(Exercise tasks)
**a.** List every kind of trust that the passage on Bosnia and Herzegovina's EU path says the Law on HJPC and Law on Courts are about.
**b.** Reproduce the section of the passage on Bosnia and Herzegovina's EU path starting at "At the end of" and ending at "prosperity and stability.".

At the end of last year, at Sarajevo Airport, I was approached by a member of the public who told me, “Ambassador Soreca, please don’t give up, keep on pushing for Bosnia and Herzegovina’s EU future!” Sometimes, the EU accession process can appear technical or abstract, but at its very core, the path to EU membership is always about people, improving their lives through concrete changes that will deliver greater prosperity and stability.

The next milestone for the EU path is formally opening accession negotiations. Adopting the Law on HJPC and Law on Courts, as well as appointing a Chief Negotiator and negotiating team are crucial steps for this to happen. With drafts of the two judiciary laws currently in legislative procedure, I encourage the relevant authorities to find common ground, ensure their alignment with European standards and adopt them soon.

The Law on HJPC and Law on Courts go to the very heart of whether Bosnia and Herzegovina can function as a country governed by the rule of law — and whether it is ready to move decisively on its European path. At their core, these laws are about trust: trust of citizens in justice, trust of businesses in legal certainty, and trust of the European Union in Bosnia and Herzegovina’s capacity to uphold shared values.

Why these laws matter

The benefits of adopting these laws are concrete and far-reaching. A Law on the Courts of Bosnia and Herzegovina would reinforce legal certainty and strengthen the fight against serious and organised crime. It would also strengthen judicial independence by ensuring that decisions of the Court of Bosnia and Herzegovina are reviewed by an independent appellate body, in line with European standards of a fair trial.

The Law on the HJPC, meanwhile, is essential to safeguard the integrity of the judiciary itself. It should improve how judges and prosecutors are appointed, evaluated and disciplined; strengthen rules on conflicts of interest and enable meaningful asset declarations. These are not cosmetic changes. They are safeguards that protect the judiciary from undue influence and ensure accountability to the public.

(Items)

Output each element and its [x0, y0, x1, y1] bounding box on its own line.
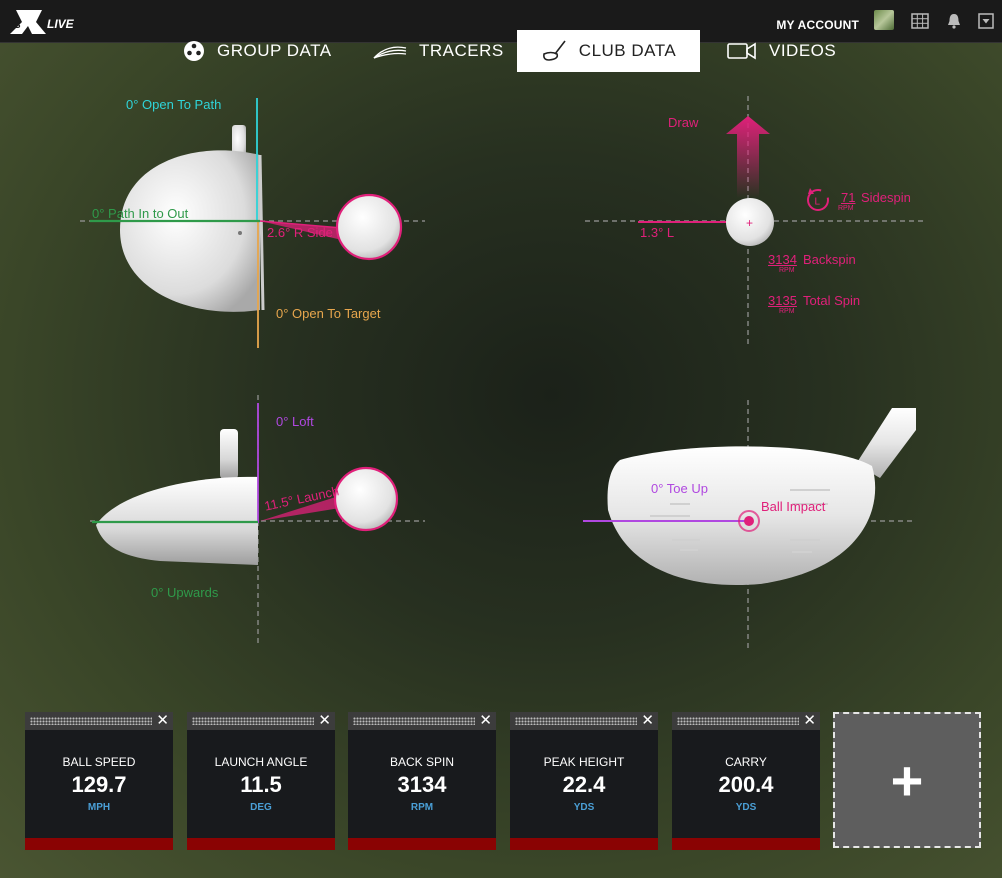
tab-club-data[interactable]: CLUB DATA [517, 30, 700, 72]
side-label: 2.6° R Side [267, 225, 333, 240]
card-header: ✕ [25, 712, 173, 730]
svg-text:FS: FS [9, 20, 21, 30]
loft-diagram [90, 395, 425, 645]
metric-unit: RPM [410, 802, 434, 813]
backspin-value: 3134 [768, 252, 797, 267]
card-accent-bar [187, 838, 335, 850]
card-accent-bar [25, 838, 173, 850]
launch-direction-label: 1.3° L [640, 225, 675, 240]
tab-videos[interactable]: VIDEOS [727, 30, 847, 72]
club-path-panel: 0° Open To Path 0° Path In to Out 2.6° R… [80, 90, 440, 360]
view-tabs: GROUP DATA TRACERS CLUB DATA VIDEOS [0, 30, 1002, 72]
backspin-unit: RPM [779, 267, 795, 274]
club-icon [542, 40, 566, 61]
impact-diagram [583, 400, 916, 648]
impact-panel: 0° Toe Up Ball Impact [580, 400, 920, 650]
card-header: ✕ [348, 712, 496, 730]
attack-angle-label: 0° Upwards [151, 585, 219, 600]
group-icon [184, 41, 204, 61]
metric-value: 3134 [397, 772, 447, 797]
metric-card-ball-speed[interactable]: ✕ BALL SPEED 129.7 MPH [25, 712, 173, 850]
card-header: ✕ [510, 712, 658, 730]
drag-handle[interactable] [192, 717, 314, 725]
sidespin-label: Sidespin [861, 190, 911, 205]
metric-card-launch-angle[interactable]: ✕ LAUNCH ANGLE 11.5 DEG [187, 712, 335, 850]
dropdown-icon[interactable] [977, 12, 995, 30]
sidespin-direction-badge: L [815, 197, 821, 208]
card-header: ✕ [672, 712, 820, 730]
card-header: ✕ [187, 712, 335, 730]
tab-group-data[interactable]: GROUP DATA [183, 30, 343, 72]
drag-handle[interactable] [515, 717, 637, 725]
close-icon[interactable]: ✕ [803, 713, 816, 729]
close-icon[interactable]: ✕ [156, 713, 169, 729]
metric-name: BALL SPEED [62, 755, 136, 769]
drag-handle[interactable] [30, 717, 152, 725]
metric-card-carry[interactable]: ✕ CARRY 200.4 YDS [672, 712, 820, 850]
card-accent-bar [348, 838, 496, 850]
metric-name: LAUNCH ANGLE [214, 755, 308, 769]
sidespin-value: 71 [841, 190, 856, 205]
metric-unit: YDS [573, 802, 595, 813]
sidespin-unit: RPM [838, 205, 854, 212]
close-icon[interactable]: ✕ [318, 713, 331, 729]
spin-diagram: + L [585, 96, 925, 345]
close-icon[interactable]: ✕ [479, 713, 492, 729]
tab-label: CLUB DATA [578, 41, 677, 60]
grid-icon[interactable] [911, 12, 929, 30]
metric-name: PEAK HEIGHT [543, 755, 625, 769]
drag-handle[interactable] [353, 717, 475, 725]
tab-label: VIDEOS [769, 41, 837, 60]
metric-value: 11.5 [240, 772, 282, 797]
metric-card-back-spin[interactable]: ✕ BACK SPIN 3134 RPM [348, 712, 496, 850]
club-path-diagram [80, 98, 425, 348]
club-path-label: 0° Path In to Out [92, 206, 189, 221]
metric-value: 200.4 [718, 772, 774, 797]
toe-label: 0° Toe Up [651, 481, 708, 496]
close-icon[interactable]: ✕ [641, 713, 654, 729]
svg-text:LIVE: LIVE [47, 17, 75, 31]
metric-unit: YDS [735, 802, 757, 813]
metric-name: BACK SPIN [389, 755, 455, 769]
spin-panel: + L Draw 1.3° L 71 Sidespin RPM 3134 Bac… [580, 90, 940, 350]
svg-text:+: + [746, 216, 753, 230]
metric-card-peak-height[interactable]: ✕ PEAK HEIGHT 22.4 YDS [510, 712, 658, 850]
face-to-target-label: 0° Open To Target [276, 306, 381, 321]
video-icon [727, 42, 756, 60]
backspin-label: Backspin [803, 252, 856, 267]
metric-value: 22.4 [562, 772, 606, 797]
metric-unit: DEG [250, 802, 272, 813]
loft-label: 0° Loft [276, 414, 314, 429]
card-accent-bar [672, 838, 820, 850]
metric-unit: MPH [87, 802, 111, 813]
tracer-icon [373, 46, 407, 59]
avatar[interactable] [874, 10, 894, 30]
metric-name: CARRY [725, 755, 767, 769]
draw-label: Draw [668, 115, 699, 130]
plus-icon: + [890, 748, 924, 812]
card-accent-bar [510, 838, 658, 850]
metric-value: 129.7 [71, 772, 127, 797]
totalspin-value: 3135 [768, 293, 797, 308]
tab-tracers[interactable]: TRACERS [373, 30, 513, 72]
bell-icon[interactable] [945, 12, 963, 30]
face-to-path-label: 0° Open To Path [126, 97, 222, 112]
drag-handle[interactable] [677, 717, 799, 725]
tab-label: TRACERS [419, 41, 504, 60]
totalspin-label: Total Spin [803, 293, 861, 308]
add-metric-button[interactable]: + [833, 712, 981, 848]
totalspin-unit: RPM [779, 308, 795, 315]
ball-impact-label: Ball Impact [761, 499, 826, 514]
tab-label: GROUP DATA [217, 41, 332, 60]
loft-panel: 0° Loft 11.5° Launch 0° Upwards [80, 395, 440, 650]
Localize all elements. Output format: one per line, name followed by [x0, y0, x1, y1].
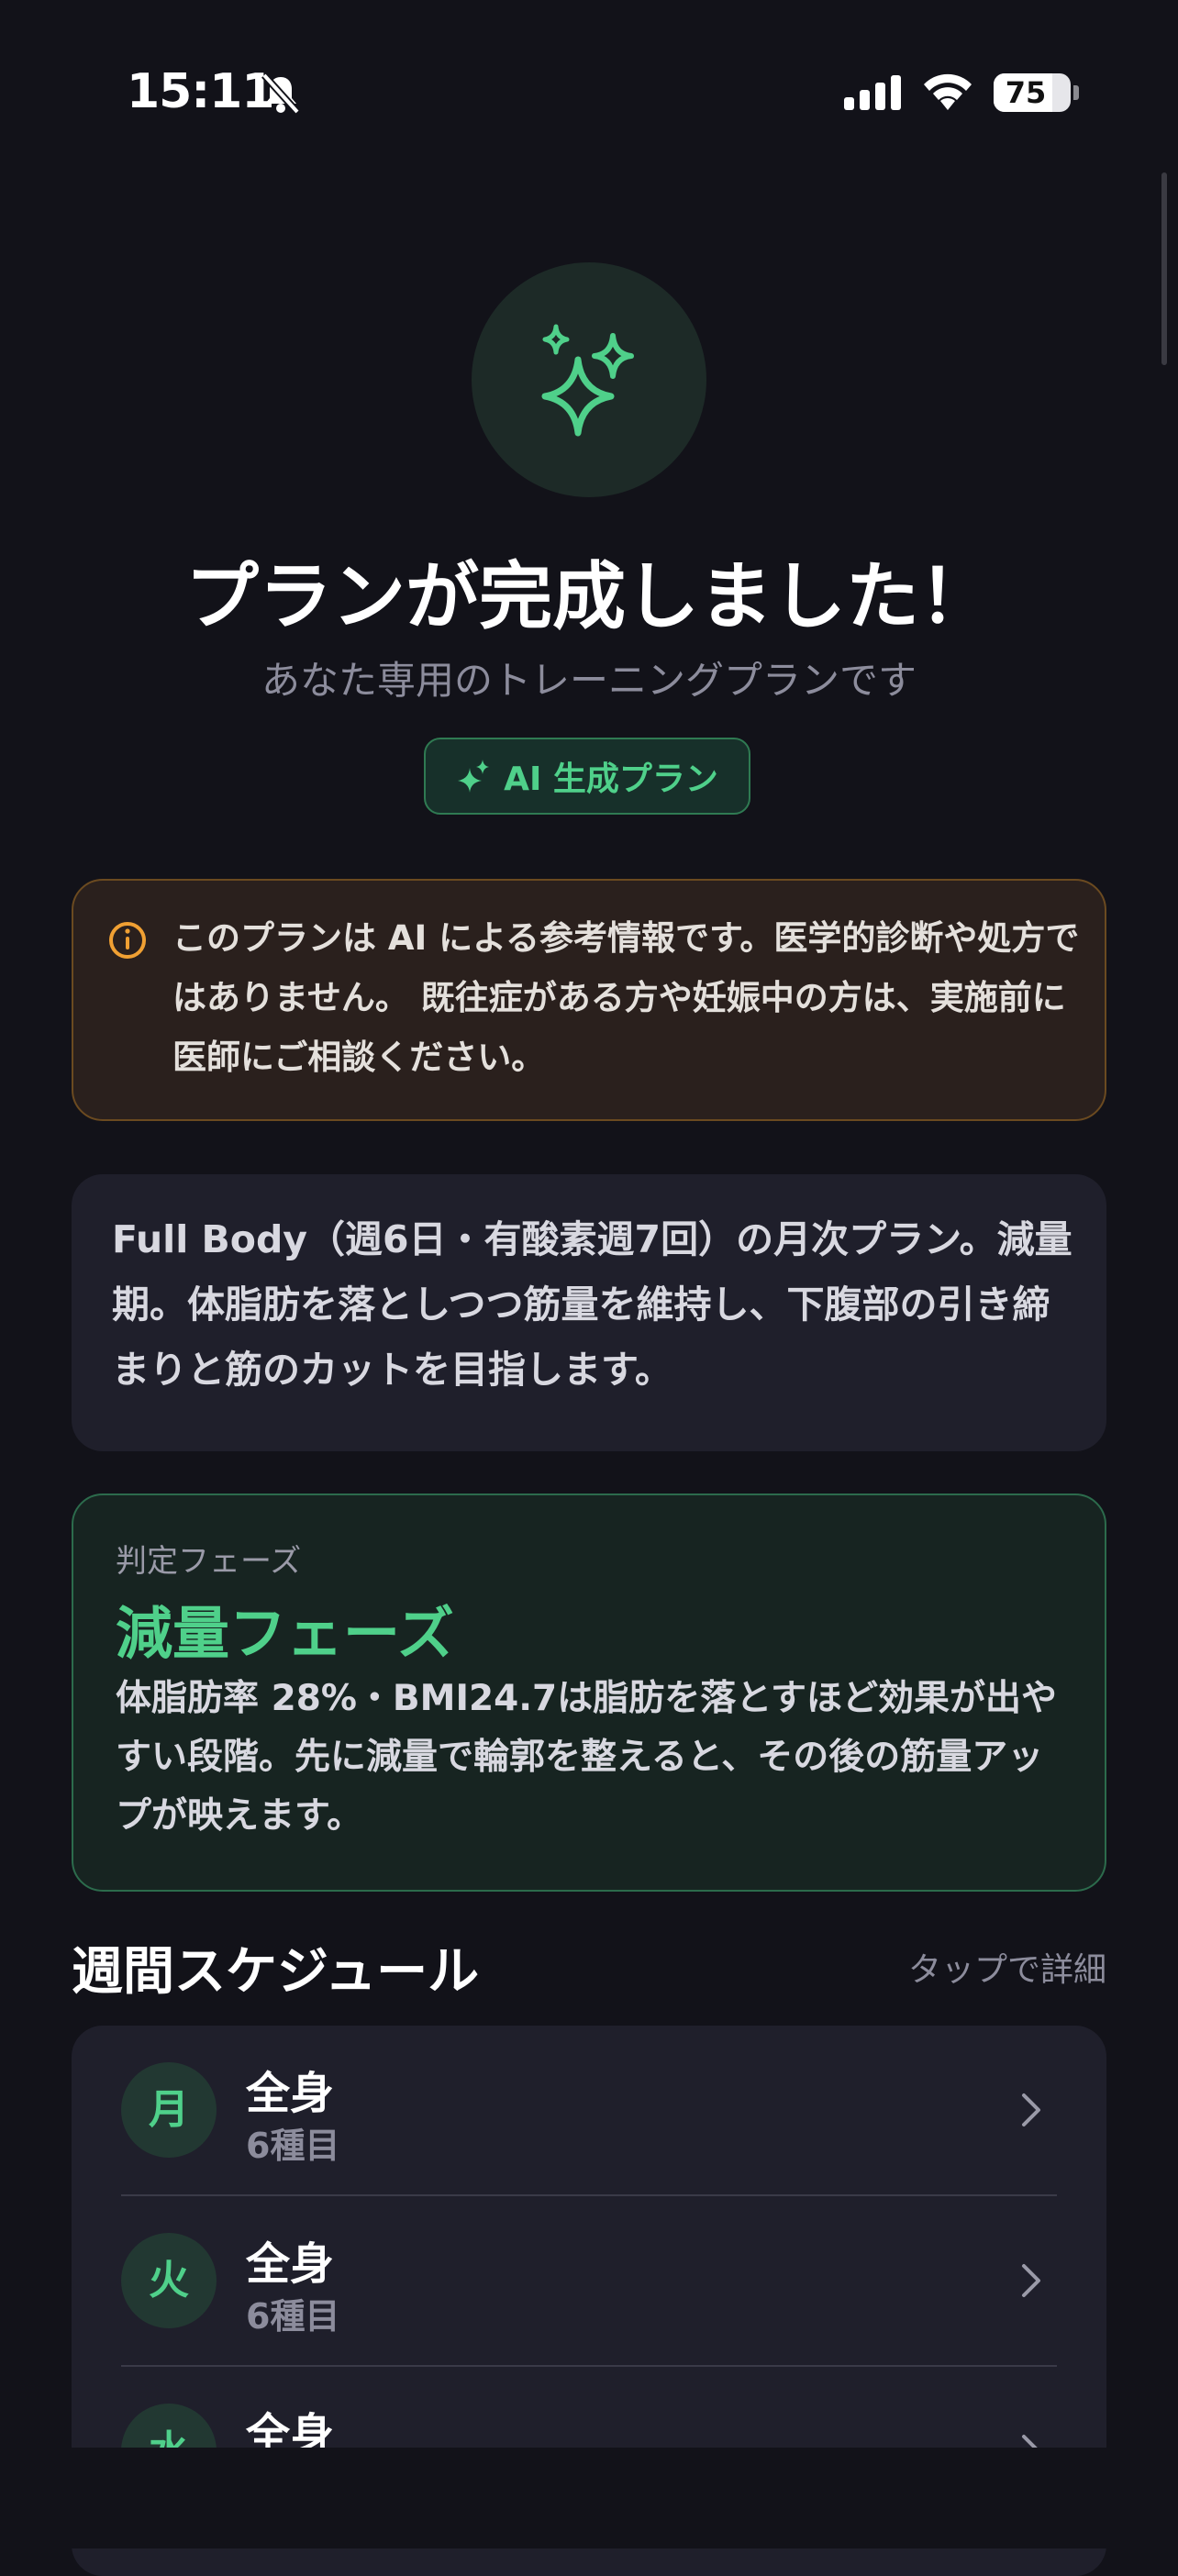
wifi-icon: [924, 73, 972, 110]
status-time: 15:11: [127, 64, 275, 119]
hero-badge: [472, 262, 706, 497]
scroll-indicator[interactable]: [1161, 172, 1167, 365]
page-subtitle: あなた専用のトレーニングプランです: [261, 658, 917, 703]
disclaimer-text: このプランは AI による参考情報です。医学的診断や処方ではありません。 既往症…: [172, 918, 1080, 1077]
workout-title: 全身: [246, 2068, 335, 2119]
battery-icon: 75: [994, 73, 1071, 112]
phase-title: 減量フェーズ: [116, 1600, 454, 1667]
exercise-count: 6種目: [246, 2296, 340, 2337]
schedule-row-tuesday[interactable]: 火 全身 6種目: [72, 2196, 1106, 2367]
phase-description: 体脂肪率 28%・BMI24.7は脂肪を落とすほど効果が出やすい段階。先に減量で…: [116, 1678, 1058, 1837]
workout-title: 全身: [246, 2238, 335, 2290]
bottom-safe-area: [0, 2448, 1178, 2548]
day-badge: 月: [121, 2062, 217, 2158]
phase-label: 判定フェーズ: [116, 1543, 302, 1580]
page-title: プランが完成しました！: [185, 554, 993, 639]
bell-muted-icon: [261, 72, 300, 115]
chevron-right-icon: [1022, 2093, 1040, 2126]
ai-badge-label: AI 生成プラン: [504, 761, 718, 798]
schedule-row-monday[interactable]: 月 全身 6種目: [72, 2026, 1106, 2196]
schedule-title: 週間スケジュール: [72, 1942, 480, 2002]
disclaimer-card: このプランは AI による参考情報です。医学的診断や処方ではありません。 既往症…: [72, 879, 1106, 1121]
day-badge: 火: [121, 2233, 217, 2328]
chevron-right-icon: [1022, 2264, 1040, 2297]
battery-level: 75: [1005, 75, 1047, 110]
info-icon: [109, 922, 146, 959]
plan-summary-text: Full Body（週6日・有酸素週7回）の月次プラン。減量期。体脂肪を落としつ…: [112, 1217, 1072, 1392]
cellular-signal-icon: [844, 75, 901, 110]
sparkles-icon: [458, 760, 490, 793]
schedule-hint: タップで詳細: [907, 1951, 1106, 1989]
battery-cap: [1073, 85, 1079, 100]
ai-generated-badge: AI 生成プラン: [424, 738, 750, 815]
phase-card: 判定フェーズ 減量フェーズ 体脂肪率 28%・BMI24.7は脂肪を落とすほど効…: [72, 1493, 1106, 1892]
exercise-count: 6種目: [246, 2126, 340, 2166]
plan-summary-card: Full Body（週6日・有酸素週7回）の月次プラン。減量期。体脂肪を落としつ…: [72, 1174, 1106, 1451]
status-bar: 15:11 75: [0, 0, 1178, 138]
sparkles-icon: [541, 324, 634, 437]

(Solution list)
**a.**
- Trust of citizens in justice
- Trust of businesses in legal certainty
- Trust of the European Union in Bosnia and Herzegovina's capacity to uphold shared values

**b.**
At the end of last year, at Sarajevo Airport, I was approached by a member of the public who told me, “Ambassador Soreca, please don’t give up, keep on pushing for Bosnia and Herzegovina’s EU future!” Sometimes, the EU accession process can appear technical or abstract, but at its very core, the path to EU membership is always about people, improving their lives through concrete changes that will deliver greater prosperity and stability.